● **Provided information**:
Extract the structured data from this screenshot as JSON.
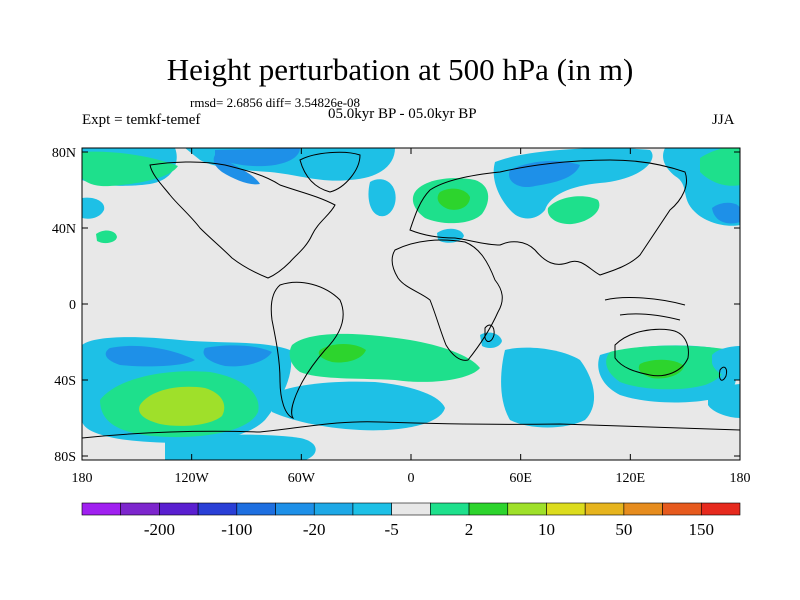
{
  "title": "Height perturbation at 500 hPa (in m)",
  "stats": "rmsd= 2.6856 diff= 3.54826e-08",
  "experiment": "Expt = temkf-temef",
  "period": "05.0kyr BP - 05.0kyr BP",
  "season": "JJA",
  "lat_ticks": [
    "80N",
    "40N",
    "0",
    "40S",
    "80S"
  ],
  "lon_ticks": [
    "180",
    "120W",
    "60W",
    "0",
    "60E",
    "120E",
    "180"
  ],
  "colorbar": {
    "colors": [
      "#a020f0",
      "#7d26cd",
      "#5a1fd0",
      "#2a3fd6",
      "#1e6fe0",
      "#1e90e8",
      "#1ea8e6",
      "#1ec0e6",
      "#e8e8e8",
      "#1ee08c",
      "#2dd42d",
      "#9fe02a",
      "#dcdc1e",
      "#e6b41e",
      "#e68c1e",
      "#e65a1e",
      "#e62a1e"
    ],
    "labels": [
      "-200",
      "-100",
      "-20",
      "-5",
      "2",
      "10",
      "50",
      "150"
    ],
    "label_after_box": [
      1,
      3,
      5,
      7,
      9,
      11,
      13,
      15
    ]
  },
  "contour_colors": {
    "background": "#e8e8e8",
    "light_blue": "#1ec0e6",
    "mid_blue": "#1e90e8",
    "dark_blue": "#1e6fe0",
    "light_green": "#1ee08c",
    "green": "#2dd42d",
    "yellow_green": "#9fe02a"
  }
}
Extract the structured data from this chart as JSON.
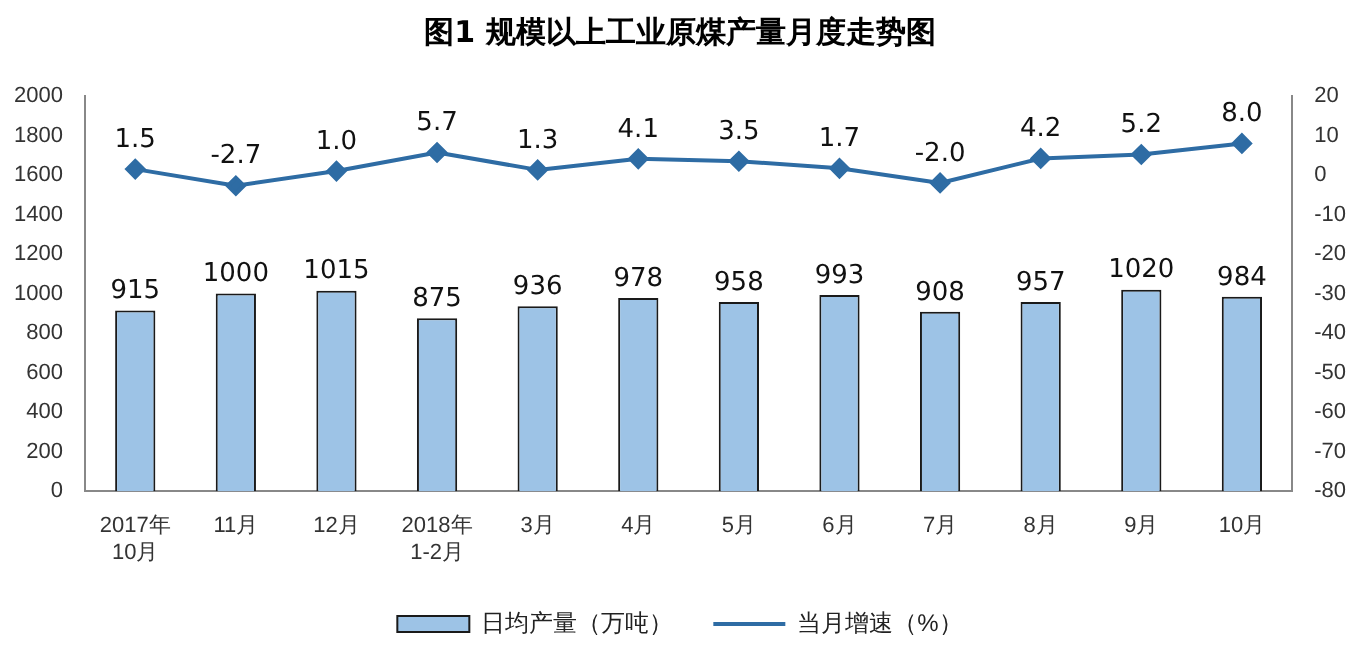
{
  "chart_data": {
    "type": "bar",
    "title": "图1  规模以上工业原煤产量月度走势图",
    "categories": [
      "2017年\n10月",
      "11月",
      "12月",
      "2018年\n1-2月",
      "3月",
      "4月",
      "5月",
      "6月",
      "7月",
      "8月",
      "9月",
      "10月"
    ],
    "series": [
      {
        "name": "日均产量（万吨）",
        "color": "#9dc3e6",
        "values": [
          915,
          1000,
          1015,
          875,
          936,
          978,
          958,
          993,
          908,
          957,
          1020,
          984
        ]
      },
      {
        "name": "当月增速（%）",
        "type": "line",
        "axis": "y2",
        "color": "#2e6ca4",
        "marker": "diamond",
        "values": [
          1.5,
          -2.7,
          1.0,
          5.7,
          1.3,
          4.1,
          3.5,
          1.7,
          -2.0,
          4.2,
          5.2,
          8.0
        ],
        "value_labels": [
          "1.5",
          "-2.7",
          "1.0",
          "5.7",
          "1.3",
          "4.1",
          "3.5",
          "1.7",
          "-2.0",
          "4.2",
          "5.2",
          "8.0"
        ]
      }
    ],
    "ylim": [
      0,
      2000
    ],
    "yticks": [
      0,
      200,
      400,
      600,
      800,
      1000,
      1200,
      1400,
      1600,
      1800,
      2000
    ],
    "y2lim": [
      -80,
      20
    ],
    "y2ticks": [
      -80,
      -70,
      -60,
      -50,
      -40,
      -30,
      -20,
      -10,
      0,
      10,
      20
    ],
    "data_labels": true,
    "grid": false,
    "legend": "bottom"
  }
}
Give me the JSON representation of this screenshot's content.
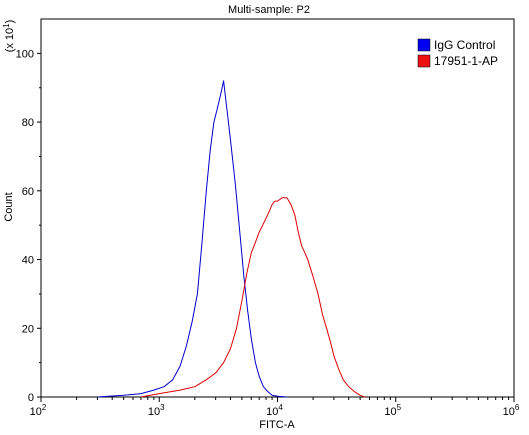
{
  "chart_data": {
    "type": "line",
    "title": "Multi-sample: P2",
    "xlabel": "FITC-A",
    "ylabel": "Count",
    "y_multiplier_label": "(x 10",
    "y_multiplier_exp": "1",
    "x_scale": "log",
    "xlim": [
      100,
      1000000
    ],
    "ylim": [
      0,
      110
    ],
    "x_ticks": [
      {
        "value": 100,
        "base": "10",
        "exp": "2"
      },
      {
        "value": 1000,
        "base": "10",
        "exp": "3"
      },
      {
        "value": 10000,
        "base": "10",
        "exp": "4"
      },
      {
        "value": 100000,
        "base": "10",
        "exp": "5"
      },
      {
        "value": 1000000,
        "base": "10",
        "exp": "6"
      }
    ],
    "y_ticks": [
      "0",
      "20",
      "40",
      "60",
      "80",
      "100"
    ],
    "legend_position": "top-right",
    "series": [
      {
        "name": "IgG Control",
        "color": "#0000cc",
        "swatch": "#0000ee",
        "points": [
          [
            300,
            0
          ],
          [
            500,
            0.5
          ],
          [
            700,
            1
          ],
          [
            900,
            2
          ],
          [
            1100,
            3
          ],
          [
            1300,
            5
          ],
          [
            1500,
            9
          ],
          [
            1700,
            15
          ],
          [
            1900,
            22
          ],
          [
            2100,
            30
          ],
          [
            2300,
            45
          ],
          [
            2500,
            60
          ],
          [
            2700,
            72
          ],
          [
            2900,
            80
          ],
          [
            3100,
            84
          ],
          [
            3300,
            88
          ],
          [
            3500,
            92
          ],
          [
            3700,
            85
          ],
          [
            4000,
            75
          ],
          [
            4400,
            62
          ],
          [
            4800,
            48
          ],
          [
            5200,
            35
          ],
          [
            5600,
            25
          ],
          [
            6000,
            17
          ],
          [
            6500,
            10
          ],
          [
            7000,
            6
          ],
          [
            7600,
            3
          ],
          [
            8300,
            1.5
          ],
          [
            9000,
            0.5
          ],
          [
            10000,
            0.2
          ],
          [
            12000,
            0
          ]
        ]
      },
      {
        "name": "17951-1-AP",
        "color": "#dd0000",
        "swatch": "#ee1111",
        "points": [
          [
            700,
            0
          ],
          [
            1000,
            1
          ],
          [
            1500,
            2
          ],
          [
            2000,
            3
          ],
          [
            2500,
            5
          ],
          [
            3000,
            7
          ],
          [
            3500,
            10
          ],
          [
            4000,
            14
          ],
          [
            4500,
            20
          ],
          [
            5000,
            28
          ],
          [
            5500,
            36
          ],
          [
            6000,
            42
          ],
          [
            6500,
            45
          ],
          [
            7000,
            48
          ],
          [
            7500,
            50
          ],
          [
            8000,
            52
          ],
          [
            8500,
            54
          ],
          [
            9000,
            56
          ],
          [
            9500,
            57
          ],
          [
            10000,
            57
          ],
          [
            11000,
            58
          ],
          [
            12000,
            58
          ],
          [
            13000,
            56
          ],
          [
            14000,
            53
          ],
          [
            15000,
            48
          ],
          [
            16000,
            44
          ],
          [
            17000,
            42
          ],
          [
            18000,
            40
          ],
          [
            20000,
            35
          ],
          [
            22000,
            30
          ],
          [
            24000,
            24
          ],
          [
            26000,
            20
          ],
          [
            28000,
            16
          ],
          [
            30000,
            12
          ],
          [
            33000,
            8
          ],
          [
            36000,
            5
          ],
          [
            40000,
            3
          ],
          [
            45000,
            1.5
          ],
          [
            50000,
            0.5
          ],
          [
            55000,
            0
          ]
        ]
      }
    ]
  }
}
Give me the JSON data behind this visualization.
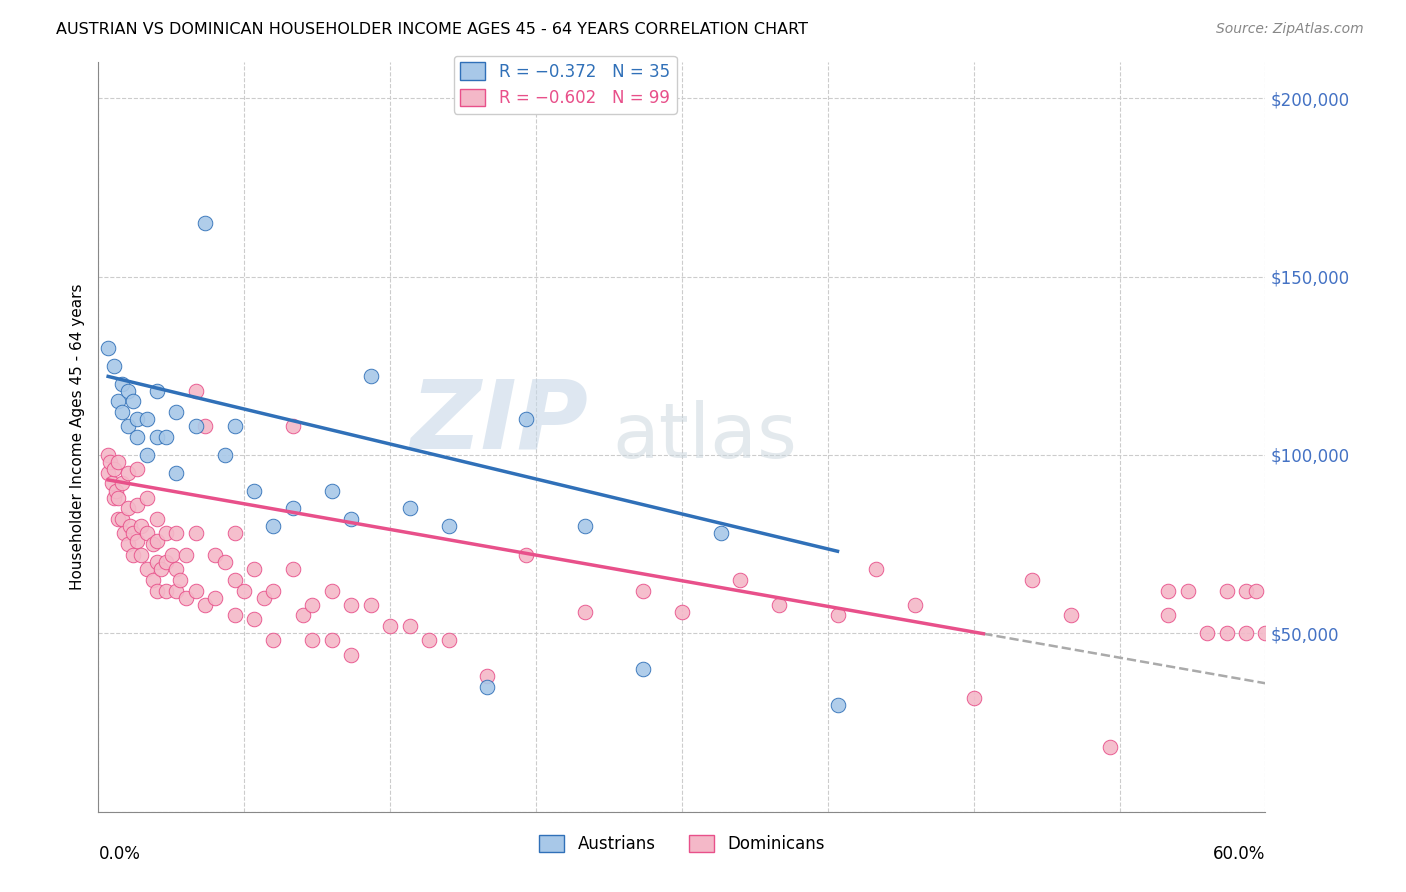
{
  "title": "AUSTRIAN VS DOMINICAN HOUSEHOLDER INCOME AGES 45 - 64 YEARS CORRELATION CHART",
  "source": "Source: ZipAtlas.com",
  "ylabel": "Householder Income Ages 45 - 64 years",
  "xmin": 0.0,
  "xmax": 0.6,
  "ymin": 0,
  "ymax": 210000,
  "yticks": [
    0,
    50000,
    100000,
    150000,
    200000
  ],
  "legend_austrians": "R = −0.372   N = 35",
  "legend_dominicans": "R = −0.602   N = 99",
  "austrians_color": "#a8c8e8",
  "dominicans_color": "#f4b8c8",
  "trendline_austrians_color": "#3070b8",
  "trendline_dominicans_color": "#e8508a",
  "dashed_line_color": "#aaaaaa",
  "watermark_zip": "ZIP",
  "watermark_atlas": "atlas",
  "austrians_x": [
    0.005,
    0.008,
    0.01,
    0.012,
    0.012,
    0.015,
    0.015,
    0.018,
    0.02,
    0.02,
    0.025,
    0.025,
    0.03,
    0.03,
    0.035,
    0.04,
    0.04,
    0.05,
    0.055,
    0.065,
    0.07,
    0.08,
    0.09,
    0.1,
    0.12,
    0.13,
    0.14,
    0.16,
    0.18,
    0.2,
    0.22,
    0.25,
    0.28,
    0.32,
    0.38
  ],
  "austrians_y": [
    130000,
    125000,
    115000,
    120000,
    112000,
    118000,
    108000,
    115000,
    110000,
    105000,
    110000,
    100000,
    118000,
    105000,
    105000,
    112000,
    95000,
    108000,
    165000,
    100000,
    108000,
    90000,
    80000,
    85000,
    90000,
    82000,
    122000,
    85000,
    80000,
    35000,
    110000,
    80000,
    40000,
    78000,
    30000
  ],
  "dominicans_x": [
    0.005,
    0.005,
    0.006,
    0.007,
    0.008,
    0.008,
    0.009,
    0.01,
    0.01,
    0.01,
    0.012,
    0.012,
    0.013,
    0.015,
    0.015,
    0.015,
    0.016,
    0.018,
    0.018,
    0.02,
    0.02,
    0.02,
    0.022,
    0.022,
    0.025,
    0.025,
    0.025,
    0.028,
    0.028,
    0.03,
    0.03,
    0.03,
    0.03,
    0.032,
    0.035,
    0.035,
    0.035,
    0.038,
    0.04,
    0.04,
    0.04,
    0.042,
    0.045,
    0.045,
    0.05,
    0.05,
    0.05,
    0.055,
    0.055,
    0.06,
    0.06,
    0.065,
    0.07,
    0.07,
    0.07,
    0.075,
    0.08,
    0.08,
    0.085,
    0.09,
    0.09,
    0.1,
    0.1,
    0.105,
    0.11,
    0.11,
    0.12,
    0.12,
    0.13,
    0.13,
    0.14,
    0.15,
    0.16,
    0.17,
    0.18,
    0.2,
    0.22,
    0.25,
    0.28,
    0.3,
    0.33,
    0.35,
    0.38,
    0.4,
    0.42,
    0.45,
    0.48,
    0.5,
    0.52,
    0.55,
    0.55,
    0.56,
    0.57,
    0.58,
    0.58,
    0.59,
    0.59,
    0.595,
    0.6
  ],
  "dominicans_y": [
    100000,
    95000,
    98000,
    92000,
    96000,
    88000,
    90000,
    98000,
    88000,
    82000,
    92000,
    82000,
    78000,
    95000,
    85000,
    75000,
    80000,
    78000,
    72000,
    96000,
    86000,
    76000,
    80000,
    72000,
    88000,
    78000,
    68000,
    75000,
    65000,
    82000,
    76000,
    70000,
    62000,
    68000,
    78000,
    70000,
    62000,
    72000,
    78000,
    68000,
    62000,
    65000,
    72000,
    60000,
    118000,
    78000,
    62000,
    108000,
    58000,
    72000,
    60000,
    70000,
    78000,
    65000,
    55000,
    62000,
    68000,
    54000,
    60000,
    62000,
    48000,
    108000,
    68000,
    55000,
    58000,
    48000,
    62000,
    48000,
    58000,
    44000,
    58000,
    52000,
    52000,
    48000,
    48000,
    38000,
    72000,
    56000,
    62000,
    56000,
    65000,
    58000,
    55000,
    68000,
    58000,
    32000,
    65000,
    55000,
    18000,
    62000,
    55000,
    62000,
    50000,
    62000,
    50000,
    62000,
    50000,
    62000,
    50000
  ]
}
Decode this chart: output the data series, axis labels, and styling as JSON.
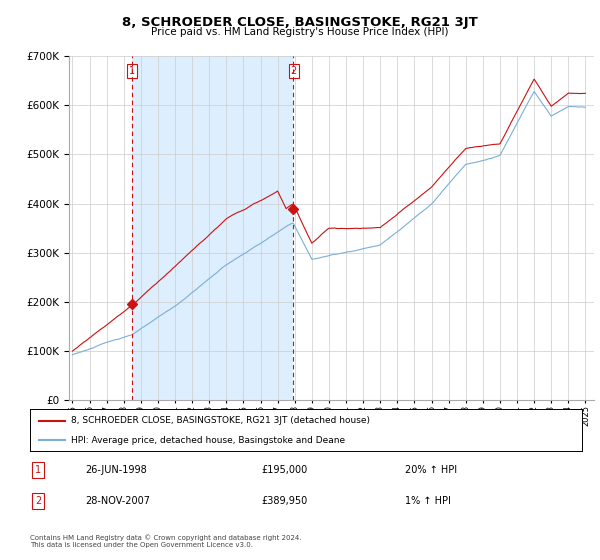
{
  "title": "8, SCHROEDER CLOSE, BASINGSTOKE, RG21 3JT",
  "subtitle": "Price paid vs. HM Land Registry's House Price Index (HPI)",
  "legend_line1": "8, SCHROEDER CLOSE, BASINGSTOKE, RG21 3JT (detached house)",
  "legend_line2": "HPI: Average price, detached house, Basingstoke and Deane",
  "transaction1_label": "1",
  "transaction1_date": "26-JUN-1998",
  "transaction1_price": "£195,000",
  "transaction1_hpi": "20% ↑ HPI",
  "transaction2_label": "2",
  "transaction2_date": "28-NOV-2007",
  "transaction2_price": "£389,950",
  "transaction2_hpi": "1% ↑ HPI",
  "footnote": "Contains HM Land Registry data © Crown copyright and database right 2024.\nThis data is licensed under the Open Government Licence v3.0.",
  "hpi_color": "#7aaed6",
  "price_color": "#cc1111",
  "vline_color": "#cc1111",
  "dot_color": "#cc1111",
  "shade_color": "#ddeeff",
  "ylim_min": 0,
  "ylim_max": 700000,
  "start_year": 1995,
  "end_year": 2025,
  "transaction1_year": 1998.48,
  "transaction2_year": 2007.9,
  "transaction1_value": 195000,
  "transaction2_value": 389950
}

● **Request**: Look through the records and gather every line containing "detached".

● **Task output**:
  "legend_line1": "8, SCHROEDER CLOSE, BASINGSTOKE, RG21 3JT (detached house)",
  "legend_line2": "HPI: Average price, detached house, Basingstoke and Deane",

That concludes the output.